Required task: Would you write out the listing verbatim and skip every picture in it?

Data entries:
• • • •

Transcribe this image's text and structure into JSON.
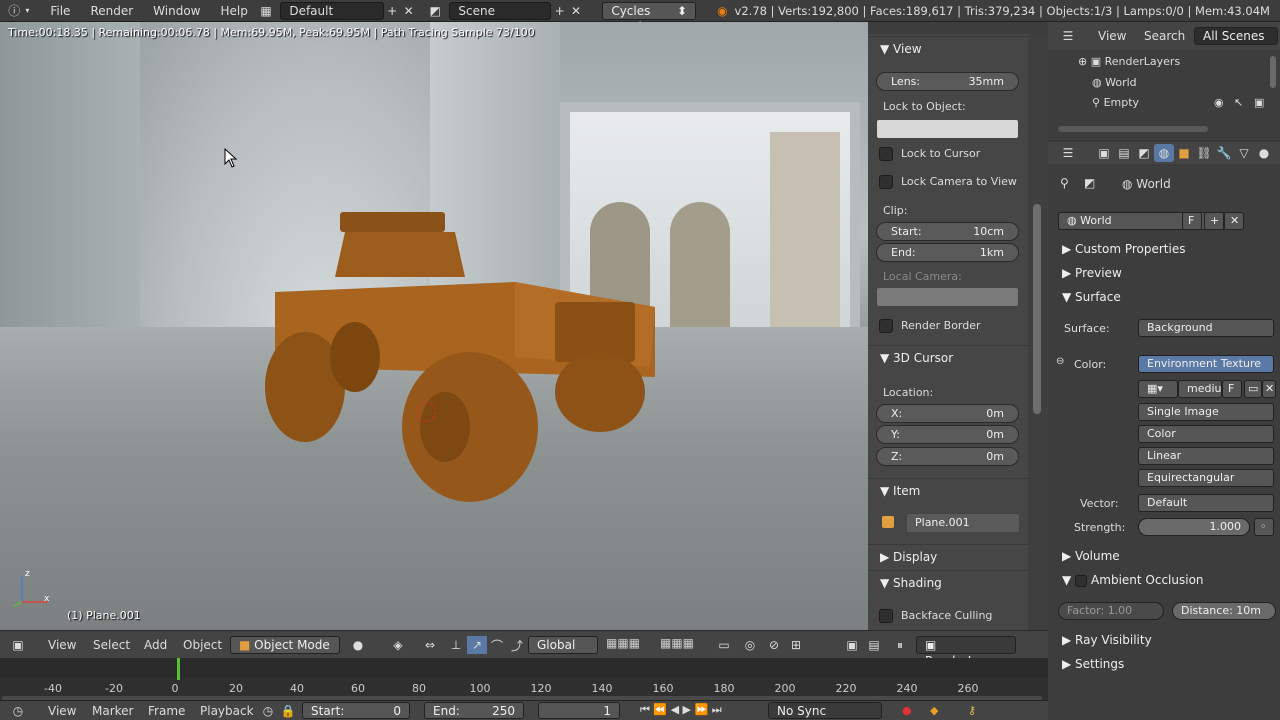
{
  "topbar": {
    "menus": [
      "File",
      "Render",
      "Window",
      "Help"
    ],
    "layout": "Default",
    "scene": "Scene",
    "engine": "Cycles Render",
    "stats": "v2.78 | Verts:192,800 | Faces:189,617 | Tris:379,234 | Objects:1/3 | Lamps:0/0 | Mem:43.04M"
  },
  "viewport": {
    "render_info": "Time:00:18.35 | Remaining:00:06.78 | Mem:69.95M, Peak:69.95M | Path Tracing Sample 73/100",
    "object_label": "(1) Plane.001",
    "axis_x": "x",
    "axis_z": "z"
  },
  "npanel": {
    "view_title": "View",
    "lens_label": "Lens:",
    "lens_value": "35mm",
    "lock_to_object": "Lock to Object:",
    "lock_to_cursor": "Lock to Cursor",
    "lock_camera": "Lock Camera to View",
    "clip": "Clip:",
    "clip_start_label": "Start:",
    "clip_start": "10cm",
    "clip_end_label": "End:",
    "clip_end": "1km",
    "local_camera": "Local Camera:",
    "render_border": "Render Border",
    "cursor_title": "3D Cursor",
    "location": "Location:",
    "x_label": "X:",
    "x_value": "0m",
    "y_label": "Y:",
    "y_value": "0m",
    "z_label": "Z:",
    "z_value": "0m",
    "item_title": "Item",
    "item_name": "Plane.001",
    "display_title": "Display",
    "shading_title": "Shading",
    "backface": "Backface Culling"
  },
  "outliner": {
    "view": "View",
    "search": "Search",
    "all_scenes": "All Scenes",
    "items": [
      "RenderLayers",
      "World",
      "Empty"
    ]
  },
  "properties": {
    "breadcrumb": "World",
    "world_name": "World",
    "fake_user": "F",
    "custom_props": "Custom Properties",
    "preview": "Preview",
    "surface": "Surface",
    "surface_label": "Surface:",
    "surface_value": "Background",
    "color_label": "Color:",
    "color_value": "Environment Texture",
    "image_name": "mediu",
    "image_f": "F",
    "source": "Single Image",
    "color_space": "Color",
    "interpolation": "Linear",
    "projection": "Equirectangular",
    "vector_label": "Vector:",
    "vector_value": "Default",
    "strength_label": "Strength:",
    "strength_value": "1.000",
    "volume": "Volume",
    "ao": "Ambient Occlusion",
    "factor": "Factor:",
    "factor_value": "1.00",
    "distance": "Distance: 10m",
    "ray_visibility": "Ray Visibility",
    "settings": "Settings"
  },
  "vp_header": {
    "view": "View",
    "select": "Select",
    "add": "Add",
    "object": "Object",
    "mode": "Object Mode",
    "orientation": "Global",
    "render_layer": "RenderLayer"
  },
  "timeline": {
    "ticks": [
      "-40",
      "-20",
      "0",
      "20",
      "40",
      "60",
      "80",
      "100",
      "120",
      "140",
      "160",
      "180",
      "200",
      "220",
      "240",
      "260"
    ],
    "view": "View",
    "marker": "Marker",
    "frame": "Frame",
    "playback": "Playback",
    "start_label": "Start:",
    "start": "0",
    "end_label": "End:",
    "end": "250",
    "current": "1",
    "sync": "No Sync"
  }
}
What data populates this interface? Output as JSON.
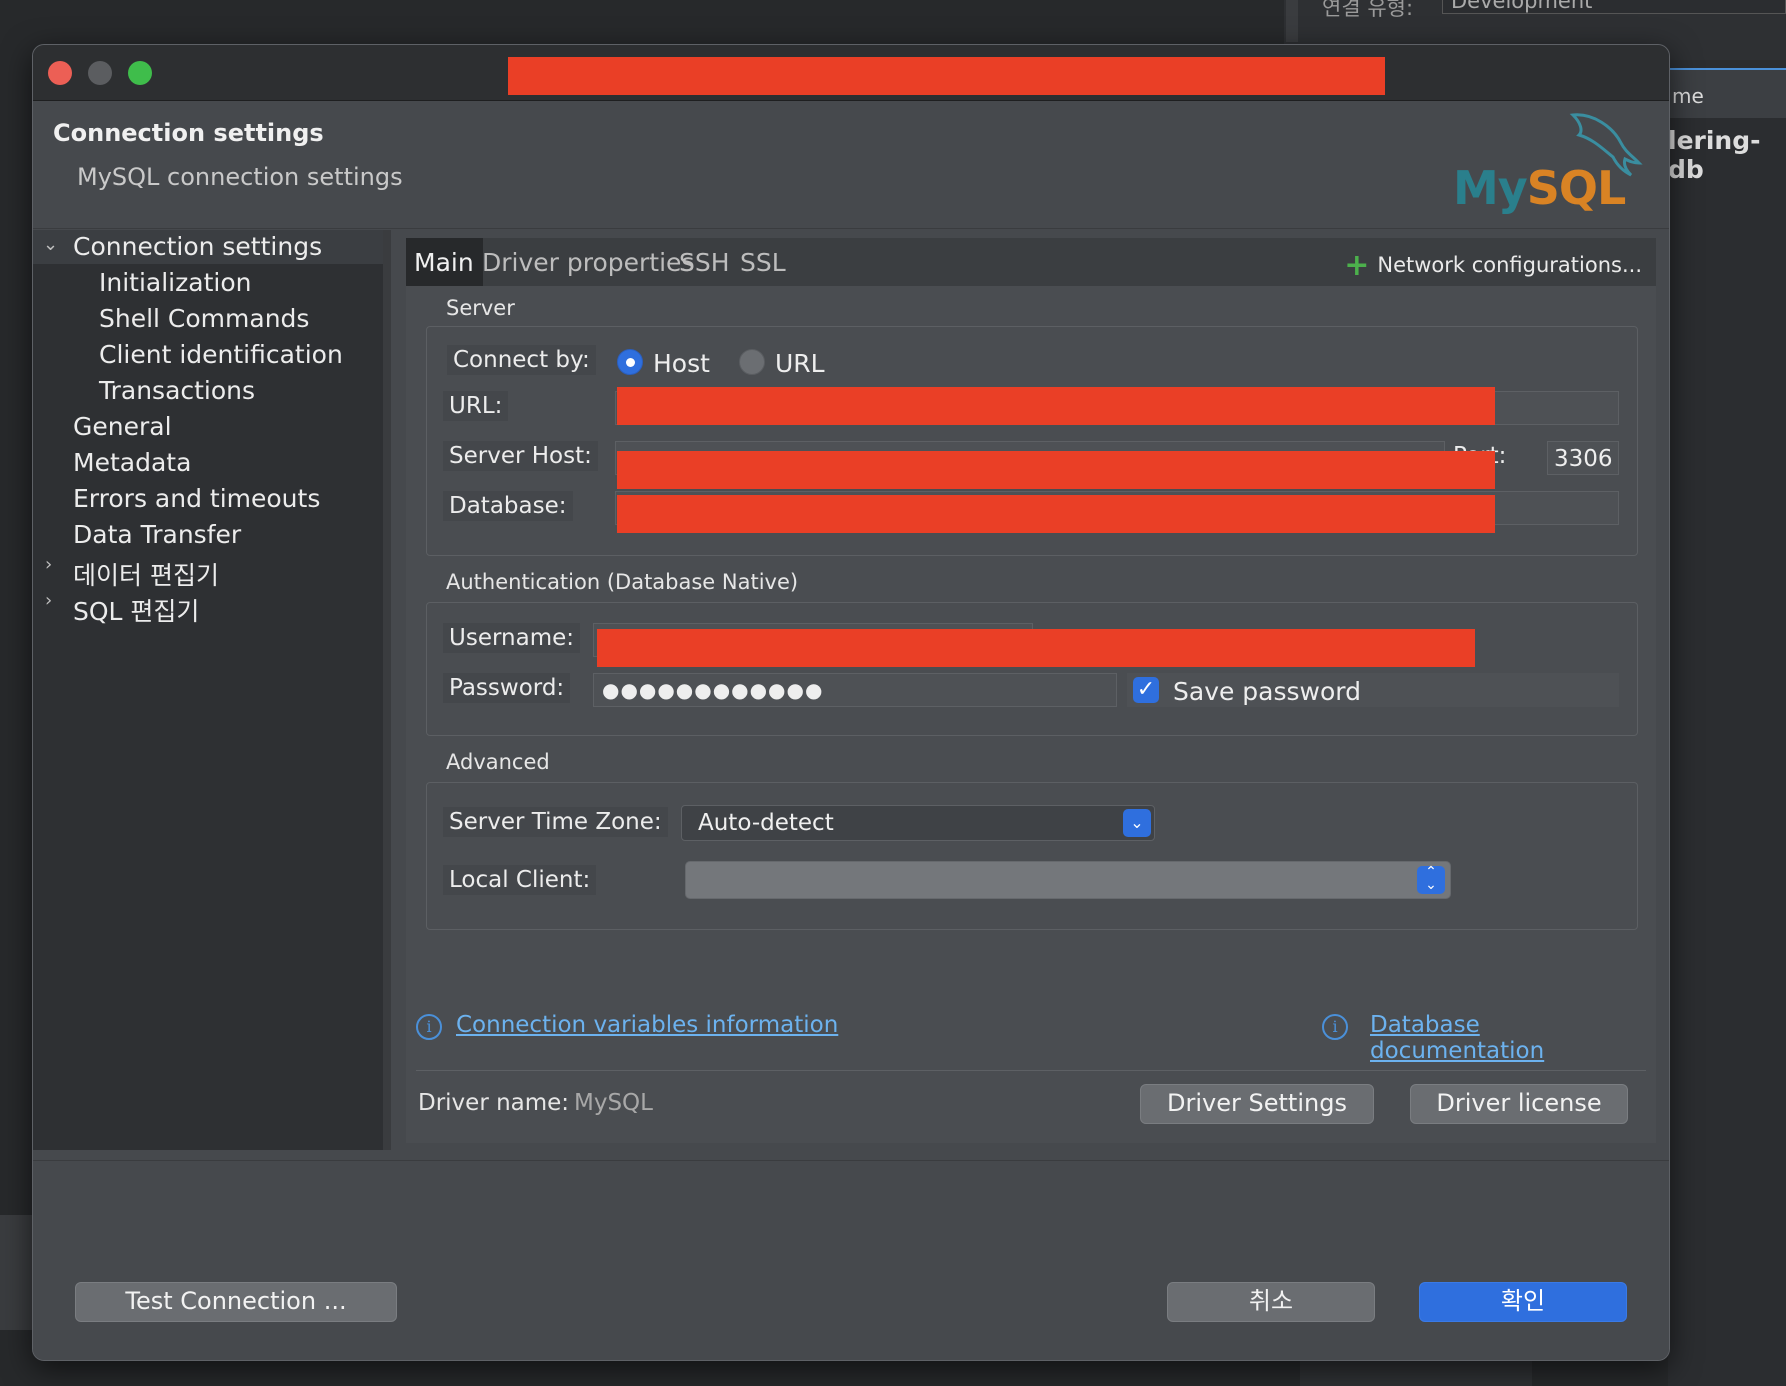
{
  "background": {
    "env_label": "연결 유형:",
    "env_value": "Development",
    "right_tab_label": "me",
    "right_item": "lering-db"
  },
  "dialog": {
    "title_redacted": true,
    "header": {
      "title": "Connection settings",
      "subtitle": "MySQL connection settings",
      "logo_text_my": "My",
      "logo_text_sql": "SQL"
    },
    "sidebar": {
      "items": [
        {
          "label": "Connection settings",
          "expanded": true,
          "selected": true
        },
        {
          "label": "Initialization"
        },
        {
          "label": "Shell Commands"
        },
        {
          "label": "Client identification"
        },
        {
          "label": "Transactions"
        },
        {
          "label": "General"
        },
        {
          "label": "Metadata"
        },
        {
          "label": "Errors and timeouts"
        },
        {
          "label": "Data Transfer"
        },
        {
          "label": "데이터 편집기",
          "collapsed": true
        },
        {
          "label": "SQL 편집기",
          "collapsed": true
        }
      ]
    },
    "tabs": [
      {
        "label": "Main",
        "active": true
      },
      {
        "label": "Driver properties"
      },
      {
        "label": "SSH"
      },
      {
        "label": "SSL"
      }
    ],
    "network_config_label": "Network configurations...",
    "server": {
      "section_label": "Server",
      "connect_by_label": "Connect by:",
      "host_option": "Host",
      "url_option": "URL",
      "url_label": "URL:",
      "server_host_label": "Server Host:",
      "port_label": "Port:",
      "port_value": "3306",
      "database_label": "Database:"
    },
    "auth": {
      "section_label": "Authentication (Database Native)",
      "username_label": "Username:",
      "password_label": "Password:",
      "password_value": "●●●●●●●●●●●●",
      "save_password_label": "Save password",
      "save_password_checked": true
    },
    "advanced": {
      "section_label": "Advanced",
      "timezone_label": "Server Time Zone:",
      "timezone_value": "Auto-detect",
      "local_client_label": "Local Client:",
      "local_client_value": ""
    },
    "links": {
      "conn_vars": "Connection variables information",
      "db_docs": "Database documentation"
    },
    "driver": {
      "name_label": "Driver name:",
      "name_value": "MySQL",
      "settings_button": "Driver Settings",
      "license_button": "Driver license"
    },
    "footer": {
      "test_button": "Test Connection ...",
      "cancel_button": "취소",
      "ok_button": "확인"
    },
    "colors": {
      "accent": "#2f6fde",
      "redaction": "#ea3f26",
      "link": "#6cb2ef"
    }
  }
}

• • • •

Answer in full:
Transcribe this image's text and structure into JSON.
{
  "topbar": {
    "menus": [
      "File",
      "Render",
      "Window",
      "Help"
    ],
    "layout": "Default",
    "scene": "Scene",
    "engine": "Cycles Render",
    "stats": "v2.78 | Verts:192,800 | Faces:189,617 | Tris:379,234 | Objects:1/3 | Lamps:0/0 | Mem:43.04M"
  },
  "viewport": {
    "render_info": "Time:00:18.35 | Remaining:00:06.78 | Mem:69.95M, Peak:69.95M | Path Tracing Sample 73/100",
    "object_label": "(1) Plane.001",
    "axis_x": "x",
    "axis_z": "z"
  },
  "npanel": {
    "view_title": "View",
    "lens_label": "Lens:",
    "lens_value": "35mm",
    "lock_to_object": "Lock to Object:",
    "lock_to_cursor": "Lock to Cursor",
    "lock_camera": "Lock Camera to View",
    "clip": "Clip:",
    "clip_start_label": "Start:",
    "clip_start": "10cm",
    "clip_end_label": "End:",
    "clip_end": "1km",
    "local_camera": "Local Camera:",
    "render_border": "Render Border",
    "cursor_title": "3D Cursor",
    "location": "Location:",
    "x_label": "X:",
    "x_value": "0m",
    "y_label": "Y:",
    "y_value": "0m",
    "z_label": "Z:",
    "z_value": "0m",
    "item_title": "Item",
    "item_name": "Plane.001",
    "display_title": "Display",
    "shading_title": "Shading",
    "backface": "Backface Culling"
  },
  "outliner": {
    "view": "View",
    "search": "Search",
    "all_scenes": "All Scenes",
    "items": [
      "RenderLayers",
      "World",
      "Empty"
    ]
  },
  "properties": {
    "breadcrumb": "World",
    "world_name": "World",
    "fake_user": "F",
    "custom_props": "Custom Properties",
    "preview": "Preview",
    "surface": "Surface",
    "surface_label": "Surface:",
    "surface_value": "Background",
    "color_label": "Color:",
    "color_value": "Environment Texture",
    "image_name": "mediu",
    "image_f": "F",
    "source": "Single Image",
    "color_space": "Color",
    "interpolation": "Linear",
    "projection": "Equirectangular",
    "vector_label": "Vector:",
    "vector_value": "Default",
    "strength_label": "Strength:",
    "strength_value": "1.000",
    "volume": "Volume",
    "ao": "Ambient Occlusion",
    "factor": "Factor:",
    "factor_value": "1.00",
    "distance": "Distance: 10m",
    "ray_visibility": "Ray Visibility",
    "settings": "Settings"
  },
  "vp_header": {
    "view": "View",
    "select": "Select",
    "add": "Add",
    "object": "Object",
    "mode": "Object Mode",
    "orientation": "Global",
    "render_layer": "RenderLayer"
  },
  "timeline": {
    "ticks": [
      "-40",
      "-20",
      "0",
      "20",
      "40",
      "60",
      "80",
      "100",
      "120",
      "140",
      "160",
      "180",
      "200",
      "220",
      "240",
      "260"
    ],
    "view": "View",
    "marker": "Marker",
    "frame": "Frame",
    "playback": "Playback",
    "start_label": "Start:",
    "start": "0",
    "end_label": "End:",
    "end": "250",
    "current": "1",
    "sync": "No Sync"
  }
}
What data populates this interface? Output as JSON.
{
  "background": {
    "env_label": "연결 유형:",
    "env_value": "Development",
    "right_tab_label": "me",
    "right_item": "lering-db"
  },
  "dialog": {
    "title_redacted": true,
    "header": {
      "title": "Connection settings",
      "subtitle": "MySQL connection settings",
      "logo_text_my": "My",
      "logo_text_sql": "SQL"
    },
    "sidebar": {
      "items": [
        {
          "label": "Connection settings",
          "expanded": true,
          "selected": true
        },
        {
          "label": "Initialization"
        },
        {
          "label": "Shell Commands"
        },
        {
          "label": "Client identification"
        },
        {
          "label": "Transactions"
        },
        {
          "label": "General"
        },
        {
          "label": "Metadata"
        },
        {
          "label": "Errors and timeouts"
        },
        {
          "label": "Data Transfer"
        },
        {
          "label": "데이터 편집기",
          "collapsed": true
        },
        {
          "label": "SQL 편집기",
          "collapsed": true
        }
      ]
    },
    "tabs": [
      {
        "label": "Main",
        "active": true
      },
      {
        "label": "Driver properties"
      },
      {
        "label": "SSH"
      },
      {
        "label": "SSL"
      }
    ],
    "network_config_label": "Network configurations...",
    "server": {
      "section_label": "Server",
      "connect_by_label": "Connect by:",
      "host_option": "Host",
      "url_option": "URL",
      "url_label": "URL:",
      "server_host_label": "Server Host:",
      "port_label": "Port:",
      "port_value": "3306",
      "database_label": "Database:"
    },
    "auth": {
      "section_label": "Authentication (Database Native)",
      "username_label": "Username:",
      "password_label": "Password:",
      "password_value": "●●●●●●●●●●●●",
      "save_password_label": "Save password",
      "save_password_checked": true
    },
    "advanced": {
      "section_label": "Advanced",
      "timezone_label": "Server Time Zone:",
      "timezone_value": "Auto-detect",
      "local_client_label": "Local Client:",
      "local_client_value": ""
    },
    "links": {
      "conn_vars": "Connection variables information",
      "db_docs": "Database documentation"
    },
    "driver": {
      "name_label": "Driver name:",
      "name_value": "MySQL",
      "settings_button": "Driver Settings",
      "license_button": "Driver license"
    },
    "footer": {
      "test_button": "Test Connection ...",
      "cancel_button": "취소",
      "ok_button": "확인"
    },
    "colors": {
      "accent": "#2f6fde",
      "redaction": "#ea3f26",
      "link": "#6cb2ef"
    }
  }
}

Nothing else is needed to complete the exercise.